# Stated goal:
Print the full listing exactly.

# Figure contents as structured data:
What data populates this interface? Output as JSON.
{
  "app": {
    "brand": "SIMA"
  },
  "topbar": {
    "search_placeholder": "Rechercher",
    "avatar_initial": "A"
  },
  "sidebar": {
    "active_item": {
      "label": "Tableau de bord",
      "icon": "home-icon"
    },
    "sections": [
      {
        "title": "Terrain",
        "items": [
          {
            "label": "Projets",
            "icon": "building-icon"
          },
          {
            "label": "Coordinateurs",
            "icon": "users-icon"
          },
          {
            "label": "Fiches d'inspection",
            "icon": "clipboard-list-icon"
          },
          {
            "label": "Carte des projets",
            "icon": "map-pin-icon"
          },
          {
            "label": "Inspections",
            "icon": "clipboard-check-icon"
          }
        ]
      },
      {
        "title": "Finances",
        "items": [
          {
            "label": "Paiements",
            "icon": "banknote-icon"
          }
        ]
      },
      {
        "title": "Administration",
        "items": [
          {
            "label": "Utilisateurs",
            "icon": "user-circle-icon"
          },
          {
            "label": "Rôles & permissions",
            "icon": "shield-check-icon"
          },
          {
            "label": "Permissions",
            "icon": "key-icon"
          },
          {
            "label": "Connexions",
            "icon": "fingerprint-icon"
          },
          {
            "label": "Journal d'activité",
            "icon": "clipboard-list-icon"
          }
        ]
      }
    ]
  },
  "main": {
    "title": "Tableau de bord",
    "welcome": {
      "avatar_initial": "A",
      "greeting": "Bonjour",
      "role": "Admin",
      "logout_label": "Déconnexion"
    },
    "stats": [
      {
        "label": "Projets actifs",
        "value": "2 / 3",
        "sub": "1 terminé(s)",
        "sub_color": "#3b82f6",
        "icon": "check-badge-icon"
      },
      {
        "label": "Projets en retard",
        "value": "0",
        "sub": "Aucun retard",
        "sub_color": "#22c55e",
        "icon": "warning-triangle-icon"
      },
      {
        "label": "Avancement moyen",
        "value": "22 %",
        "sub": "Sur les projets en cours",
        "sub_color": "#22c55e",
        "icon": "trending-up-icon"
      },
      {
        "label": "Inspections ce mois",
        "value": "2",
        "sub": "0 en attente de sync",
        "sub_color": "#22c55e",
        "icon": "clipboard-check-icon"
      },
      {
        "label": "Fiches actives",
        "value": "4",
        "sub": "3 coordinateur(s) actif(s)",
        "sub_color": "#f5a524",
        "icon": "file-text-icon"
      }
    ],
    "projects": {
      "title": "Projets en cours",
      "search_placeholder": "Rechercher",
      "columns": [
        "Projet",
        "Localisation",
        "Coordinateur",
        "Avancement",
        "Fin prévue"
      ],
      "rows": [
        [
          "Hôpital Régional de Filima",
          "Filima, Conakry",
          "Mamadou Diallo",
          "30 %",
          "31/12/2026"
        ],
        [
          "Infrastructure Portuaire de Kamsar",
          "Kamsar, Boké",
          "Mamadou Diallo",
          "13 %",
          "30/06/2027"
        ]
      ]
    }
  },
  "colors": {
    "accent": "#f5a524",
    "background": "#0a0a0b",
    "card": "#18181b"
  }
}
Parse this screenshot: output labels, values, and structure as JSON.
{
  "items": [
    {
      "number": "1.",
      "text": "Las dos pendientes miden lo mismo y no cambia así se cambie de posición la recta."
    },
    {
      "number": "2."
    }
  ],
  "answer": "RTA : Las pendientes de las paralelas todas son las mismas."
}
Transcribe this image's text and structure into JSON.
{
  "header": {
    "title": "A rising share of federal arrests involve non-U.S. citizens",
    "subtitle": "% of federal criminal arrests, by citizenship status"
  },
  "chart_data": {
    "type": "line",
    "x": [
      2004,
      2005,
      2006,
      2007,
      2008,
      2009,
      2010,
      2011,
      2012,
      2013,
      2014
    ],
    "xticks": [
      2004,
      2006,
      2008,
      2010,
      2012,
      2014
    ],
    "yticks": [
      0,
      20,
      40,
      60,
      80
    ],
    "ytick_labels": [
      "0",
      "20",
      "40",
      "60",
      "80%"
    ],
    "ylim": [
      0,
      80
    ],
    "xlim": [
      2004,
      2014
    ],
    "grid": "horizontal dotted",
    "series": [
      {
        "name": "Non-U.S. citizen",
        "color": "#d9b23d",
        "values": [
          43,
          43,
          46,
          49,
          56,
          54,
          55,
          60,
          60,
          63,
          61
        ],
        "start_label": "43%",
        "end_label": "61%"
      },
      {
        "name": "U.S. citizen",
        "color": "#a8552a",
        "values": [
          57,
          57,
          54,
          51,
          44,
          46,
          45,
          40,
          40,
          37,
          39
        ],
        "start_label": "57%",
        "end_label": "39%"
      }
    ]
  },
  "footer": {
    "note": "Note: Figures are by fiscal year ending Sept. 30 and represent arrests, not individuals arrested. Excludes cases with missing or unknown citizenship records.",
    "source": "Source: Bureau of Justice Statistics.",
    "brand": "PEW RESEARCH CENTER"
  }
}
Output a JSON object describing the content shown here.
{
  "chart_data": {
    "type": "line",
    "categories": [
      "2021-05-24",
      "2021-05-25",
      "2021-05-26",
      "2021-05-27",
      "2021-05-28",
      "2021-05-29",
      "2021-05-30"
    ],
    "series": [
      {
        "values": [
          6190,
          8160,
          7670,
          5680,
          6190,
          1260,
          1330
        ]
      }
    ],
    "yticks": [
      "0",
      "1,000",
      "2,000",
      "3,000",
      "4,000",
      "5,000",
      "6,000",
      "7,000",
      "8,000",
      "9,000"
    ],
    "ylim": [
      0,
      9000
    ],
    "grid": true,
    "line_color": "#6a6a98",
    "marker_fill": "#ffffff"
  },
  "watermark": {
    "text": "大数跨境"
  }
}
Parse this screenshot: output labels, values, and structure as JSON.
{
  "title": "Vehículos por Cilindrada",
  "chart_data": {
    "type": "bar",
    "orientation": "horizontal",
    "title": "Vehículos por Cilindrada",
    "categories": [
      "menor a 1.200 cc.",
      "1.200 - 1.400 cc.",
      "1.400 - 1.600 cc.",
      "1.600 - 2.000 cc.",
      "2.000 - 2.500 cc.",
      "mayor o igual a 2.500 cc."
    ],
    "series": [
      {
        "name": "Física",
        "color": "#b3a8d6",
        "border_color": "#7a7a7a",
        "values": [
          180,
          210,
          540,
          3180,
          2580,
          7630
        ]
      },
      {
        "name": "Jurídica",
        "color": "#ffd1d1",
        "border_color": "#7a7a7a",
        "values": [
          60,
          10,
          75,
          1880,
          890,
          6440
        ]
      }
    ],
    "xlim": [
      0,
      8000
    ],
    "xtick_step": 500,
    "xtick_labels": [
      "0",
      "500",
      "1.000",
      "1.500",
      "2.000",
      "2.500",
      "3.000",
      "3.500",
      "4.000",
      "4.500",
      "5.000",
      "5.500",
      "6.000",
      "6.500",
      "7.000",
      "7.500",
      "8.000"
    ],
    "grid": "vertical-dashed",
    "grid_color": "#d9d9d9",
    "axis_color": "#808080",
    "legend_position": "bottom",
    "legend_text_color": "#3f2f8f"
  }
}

# Solution to the problem:
What data populates this interface? Output as JSON.
{
  "app": {
    "brand": "SIMA"
  },
  "topbar": {
    "search_placeholder": "Rechercher",
    "avatar_initial": "A"
  },
  "sidebar": {
    "active_item": {
      "label": "Tableau de bord",
      "icon": "home-icon"
    },
    "sections": [
      {
        "title": "Terrain",
        "items": [
          {
            "label": "Projets",
            "icon": "building-icon"
          },
          {
            "label": "Coordinateurs",
            "icon": "users-icon"
          },
          {
            "label": "Fiches d'inspection",
            "icon": "clipboard-list-icon"
          },
          {
            "label": "Carte des projets",
            "icon": "map-pin-icon"
          },
          {
            "label": "Inspections",
            "icon": "clipboard-check-icon"
          }
        ]
      },
      {
        "title": "Finances",
        "items": [
          {
            "label": "Paiements",
            "icon": "banknote-icon"
          }
        ]
      },
      {
        "title": "Administration",
        "items": [
          {
            "label": "Utilisateurs",
            "icon": "user-circle-icon"
          },
          {
            "label": "Rôles & permissions",
            "icon": "shield-check-icon"
          },
          {
            "label": "Permissions",
            "icon": "key-icon"
          },
          {
            "label": "Connexions",
            "icon": "fingerprint-icon"
          },
          {
            "label": "Journal d'activité",
            "icon": "clipboard-list-icon"
          }
        ]
      }
    ]
  },
  "main": {
    "title": "Tableau de bord",
    "welcome": {
      "avatar_initial": "A",
      "greeting": "Bonjour",
      "role": "Admin",
      "logout_label": "Déconnexion"
    },
    "stats": [
      {
        "label": "Projets actifs",
        "value": "2 / 3",
        "sub": "1 terminé(s)",
        "sub_color": "#3b82f6",
        "icon": "check-badge-icon"
      },
      {
        "label": "Projets en retard",
        "value": "0",
        "sub": "Aucun retard",
        "sub_color": "#22c55e",
        "icon": "warning-triangle-icon"
      },
      {
        "label": "Avancement moyen",
        "value": "22 %",
        "sub": "Sur les projets en cours",
        "sub_color": "#22c55e",
        "icon": "trending-up-icon"
      },
      {
        "label": "Inspections ce mois",
        "value": "2",
        "sub": "0 en attente de sync",
        "sub_color": "#22c55e",
        "icon": "clipboard-check-icon"
      },
      {
        "label": "Fiches actives",
        "value": "4",
        "sub": "3 coordinateur(s) actif(s)",
        "sub_color": "#f5a524",
        "icon": "file-text-icon"
      }
    ],
    "projects": {
      "title": "Projets en cours",
      "search_placeholder": "Rechercher",
      "columns": [
        "Projet",
        "Localisation",
        "Coordinateur",
        "Avancement",
        "Fin prévue"
      ],
      "rows": [
        [
          "Hôpital Régional de Filima",
          "Filima, Conakry",
          "Mamadou Diallo",
          "30 %",
          "31/12/2026"
        ],
        [
          "Infrastructure Portuaire de Kamsar",
          "Kamsar, Boké",
          "Mamadou Diallo",
          "13 %",
          "30/06/2027"
        ]
      ]
    }
  },
  "colors": {
    "accent": "#f5a524",
    "background": "#0a0a0b",
    "card": "#18181b"
  }
}
Parse this screenshot: output labels, values, and structure as JSON.
{
  "items": [
    {
      "number": "1.",
      "text": "Las dos pendientes miden lo mismo y no cambia así se cambie de posición la recta."
    },
    {
      "number": "2."
    }
  ],
  "answer": "RTA : Las pendientes de las paralelas todas son las mismas."
}
Transcribe this image's text and structure into JSON.
{
  "header": {
    "title": "A rising share of federal arrests involve non-U.S. citizens",
    "subtitle": "% of federal criminal arrests, by citizenship status"
  },
  "chart_data": {
    "type": "line",
    "x": [
      2004,
      2005,
      2006,
      2007,
      2008,
      2009,
      2010,
      2011,
      2012,
      2013,
      2014
    ],
    "xticks": [
      2004,
      2006,
      2008,
      2010,
      2012,
      2014
    ],
    "yticks": [
      0,
      20,
      40,
      60,
      80
    ],
    "ytick_labels": [
      "0",
      "20",
      "40",
      "60",
      "80%"
    ],
    "ylim": [
      0,
      80
    ],
    "xlim": [
      2004,
      2014
    ],
    "grid": "horizontal dotted",
    "series": [
      {
        "name": "Non-U.S. citizen",
        "color": "#d9b23d",
        "values": [
          43,
          43,
          46,
          49,
          56,
          54,
          55,
          60,
          60,
          63,
          61
        ],
        "start_label": "43%",
        "end_label": "61%"
      },
      {
        "name": "U.S. citizen",
        "color": "#a8552a",
        "values": [
          57,
          57,
          54,
          51,
          44,
          46,
          45,
          40,
          40,
          37,
          39
        ],
        "start_label": "57%",
        "end_label": "39%"
      }
    ]
  },
  "footer": {
    "note": "Note: Figures are by fiscal year ending Sept. 30 and represent arrests, not individuals arrested. Excludes cases with missing or unknown citizenship records.",
    "source": "Source: Bureau of Justice Statistics.",
    "brand": "PEW RESEARCH CENTER"
  }
}
Output a JSON object describing the content shown here.
{
  "chart_data": {
    "type": "line",
    "categories": [
      "2021-05-24",
      "2021-05-25",
      "2021-05-26",
      "2021-05-27",
      "2021-05-28",
      "2021-05-29",
      "2021-05-30"
    ],
    "series": [
      {
        "values": [
          6190,
          8160,
          7670,
          5680,
          6190,
          1260,
          1330
        ]
      }
    ],
    "yticks": [
      "0",
      "1,000",
      "2,000",
      "3,000",
      "4,000",
      "5,000",
      "6,000",
      "7,000",
      "8,000",
      "9,000"
    ],
    "ylim": [
      0,
      9000
    ],
    "grid": true,
    "line_color": "#6a6a98",
    "marker_fill": "#ffffff"
  },
  "watermark": {
    "text": "大数跨境"
  }
}
Parse this screenshot: output labels, values, and structure as JSON.
{
  "title": "Vehículos por Cilindrada",
  "chart_data": {
    "type": "bar",
    "orientation": "horizontal",
    "title": "Vehículos por Cilindrada",
    "categories": [
      "menor a 1.200 cc.",
      "1.200 - 1.400 cc.",
      "1.400 - 1.600 cc.",
      "1.600 - 2.000 cc.",
      "2.000 - 2.500 cc.",
      "mayor o igual a 2.500 cc."
    ],
    "series": [
      {
        "name": "Física",
        "color": "#b3a8d6",
        "border_color": "#7a7a7a",
        "values": [
          180,
          210,
          540,
          3180,
          2580,
          7630
        ]
      },
      {
        "name": "Jurídica",
        "color": "#ffd1d1",
        "border_color": "#7a7a7a",
        "values": [
          60,
          10,
          75,
          1880,
          890,
          6440
        ]
      }
    ],
    "xlim": [
      0,
      8000
    ],
    "xtick_step": 500,
    "xtick_labels": [
      "0",
      "500",
      "1.000",
      "1.500",
      "2.000",
      "2.500",
      "3.000",
      "3.500",
      "4.000",
      "4.500",
      "5.000",
      "5.500",
      "6.000",
      "6.500",
      "7.000",
      "7.500",
      "8.000"
    ],
    "grid": "vertical-dashed",
    "grid_color": "#d9d9d9",
    "axis_color": "#808080",
    "legend_position": "bottom",
    "legend_text_color": "#3f2f8f"
  }
}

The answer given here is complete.